Exclude any images and output the remaining records exactly.

▶ Data rows
⁂

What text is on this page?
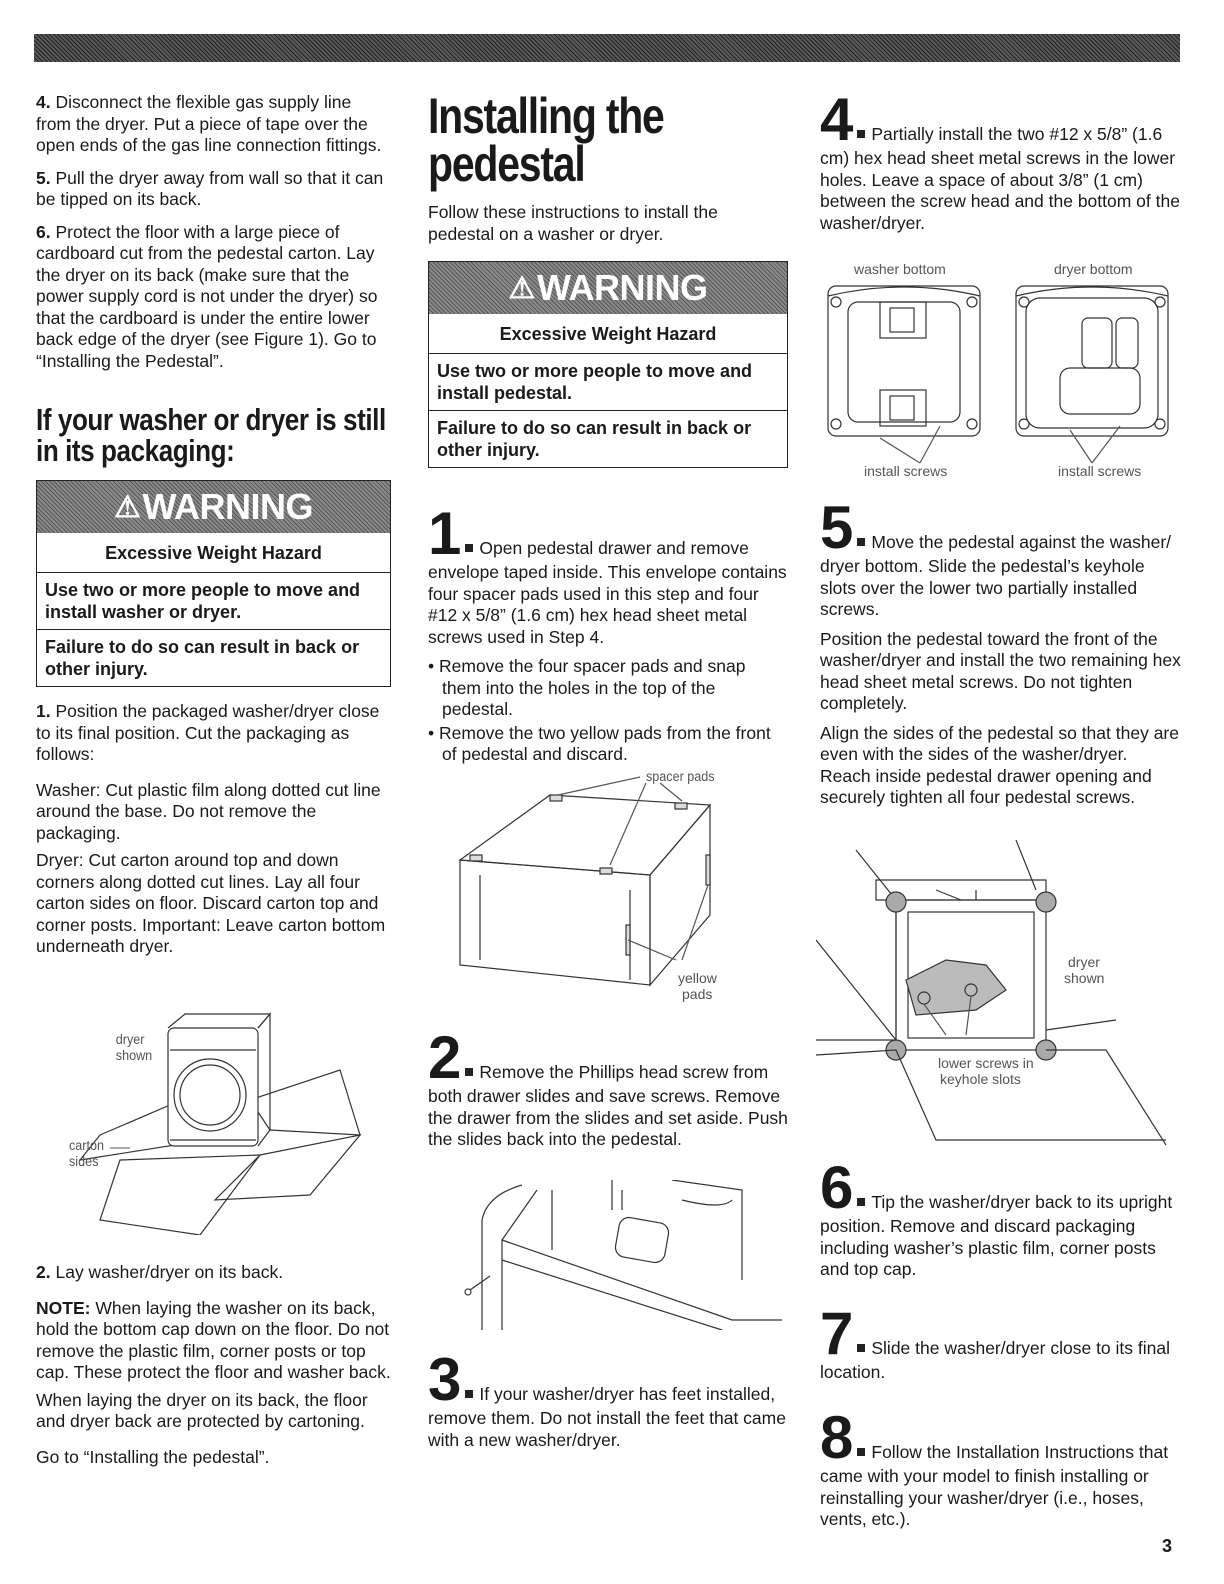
4. Disconnect the flexible gas supply line from the dryer. Put a piece of tape over the open ends of the gas line connection fittings.

5. Pull the dryer away from wall so that it can be tipped on its back.

6. Protect the floor with a large piece of cardboard cut from the pedestal carton. Lay the dryer on its back (make sure that the power supply cord is not under the dryer) so that the cardboard is under the entire lower back edge of the dryer (see Figure 1). Go to “Installing the Pedestal”.

If your washer or dryer is still in its packaging:
⚠ WARNING
Excessive Weight Hazard
Use two or more people to move and install washer or dryer.
Failure to do so can result in back or other injury.

1. Position the packaged washer/dryer close to its final position. Cut the packaging as follows:

Washer: Cut plastic film along dotted cut line around the base. Do not remove the packaging.

Dryer: Cut carton around top and down corners along dotted cut lines. Lay all four carton sides on floor. Discard carton top and corner posts. Important: Leave carton bottom underneath dryer.

dryer
shown
carton
sides

2. Lay washer/dryer on its back.

NOTE: When laying the washer on its back, hold the bottom cap down on the floor. Do not remove the plastic film, corner posts or top cap. These protect the floor and washer back.

When laying the dryer on its back, the floor and dryer back are protected by cartoning.

Go to “Installing the pedestal”.

Installing the
pedestal

Follow these instructions to install the pedestal on a washer or dryer.

⚠ WARNING
Excessive Weight Hazard
Use two or more people to move and install pedestal.
Failure to do so can result in back or other injury.

1 Open pedestal drawer and remove envelope taped inside. This envelope contains four spacer pads used in this step and four #12 x 5/8” (1.6 cm) hex head sheet metal screws used in Step 4.

• Remove the four spacer pads and snap them into the holes in the top of the pedestal.
• Remove the two yellow pads from the front of pedestal and discard.
spacer pads
yellow
pads

2 Remove the Phillips head screw from both drawer slides and save screws. Remove the drawer from the slides and set aside. Push the slides back into the pedestal.

3 If your washer/dryer has feet installed, remove them. Do not install the feet that came with a new washer/dryer.

4 Partially install the two #12 x 5/8” (1.6 cm) hex head sheet metal screws in the lower holes. Leave a space of about 3/8” (1 cm) between the screw head and the bottom of the washer/dryer.

washer bottom	dryer bottom
install screws	install screws

5 Move the pedestal against the washer/ dryer bottom. Slide the pedestal’s keyhole slots over the lower two partially installed screws.

Position the pedestal toward the front of the washer/dryer and install the two remaining hex head sheet metal screws. Do not tighten completely.

Align the sides of the pedestal so that they are even with the sides of the washer/dryer. Reach inside pedestal drawer opening and securely tighten all four pedestal screws.

dryer
shown
lower screws in
keyhole slots

6 Tip the washer/dryer back to its upright position. Remove and discard packaging including washer’s plastic film, corner posts and top cap.

7 Slide the washer/dryer close to its final location.

8 Follow the Installation Instructions that came with your model to finish installing or reinstalling your washer/dryer (i.e., hoses, vents, etc.).

3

⁂

▶ Exercise answer
What text is on this page?
4. Disconnect the flexible gas supply line from the dryer. Put a piece of tape over the open ends of the gas line connection fittings.

5. Pull the dryer away from wall so that it can be tipped on its back.

6. Protect the floor with a large piece of cardboard cut from the pedestal carton. Lay the dryer on its back (make sure that the power supply cord is not under the dryer) so that the cardboard is under the entire lower back edge of the dryer (see Figure 1). Go to “Installing the Pedestal”.

If your washer or dryer is still in its packaging:
⚠ WARNING
Excessive Weight Hazard
Use two or more people to move and install washer or dryer.
Failure to do so can result in back or other injury.

1. Position the packaged washer/dryer close to its final position. Cut the packaging as follows:

Washer: Cut plastic film along dotted cut line around the base. Do not remove the packaging.

Dryer: Cut carton around top and down corners along dotted cut lines. Lay all four carton sides on floor. Discard carton top and corner posts. Important: Leave carton bottom underneath dryer.

dryer
shown
carton
sides

2. Lay washer/dryer on its back.

NOTE: When laying the washer on its back, hold the bottom cap down on the floor. Do not remove the plastic film, corner posts or top cap. These protect the floor and washer back.

When laying the dryer on its back, the floor and dryer back are protected by cartoning.

Go to “Installing the pedestal”.

Installing the
pedestal

Follow these instructions to install the pedestal on a washer or dryer.

⚠ WARNING
Excessive Weight Hazard
Use two or more people to move and install pedestal.
Failure to do so can result in back or other injury.

1 Open pedestal drawer and remove envelope taped inside. This envelope contains four spacer pads used in this step and four #12 x 5/8” (1.6 cm) hex head sheet metal screws used in Step 4.

• Remove the four spacer pads and snap them into the holes in the top of the pedestal.
• Remove the two yellow pads from the front of pedestal and discard.
spacer pads
yellow
pads

2 Remove the Phillips head screw from both drawer slides and save screws. Remove the drawer from the slides and set aside. Push the slides back into the pedestal.

3 If your washer/dryer has feet installed, remove them. Do not install the feet that came with a new washer/dryer.

4 Partially install the two #12 x 5/8” (1.6 cm) hex head sheet metal screws in the lower holes. Leave a space of about 3/8” (1 cm) between the screw head and the bottom of the washer/dryer.

washer bottom	dryer bottom
install screws	install screws

5 Move the pedestal against the washer/ dryer bottom. Slide the pedestal’s keyhole slots over the lower two partially installed screws.

Position the pedestal toward the front of the washer/dryer and install the two remaining hex head sheet metal screws. Do not tighten completely.

Align the sides of the pedestal so that they are even with the sides of the washer/dryer. Reach inside pedestal drawer opening and securely tighten all four pedestal screws.

dryer
shown
lower screws in
keyhole slots

6 Tip the washer/dryer back to its upright position. Remove and discard packaging including washer’s plastic film, corner posts and top cap.

7 Slide the washer/dryer close to its final location.

8 Follow the Installation Instructions that came with your model to finish installing or reinstalling your washer/dryer (i.e., hoses, vents, etc.).

3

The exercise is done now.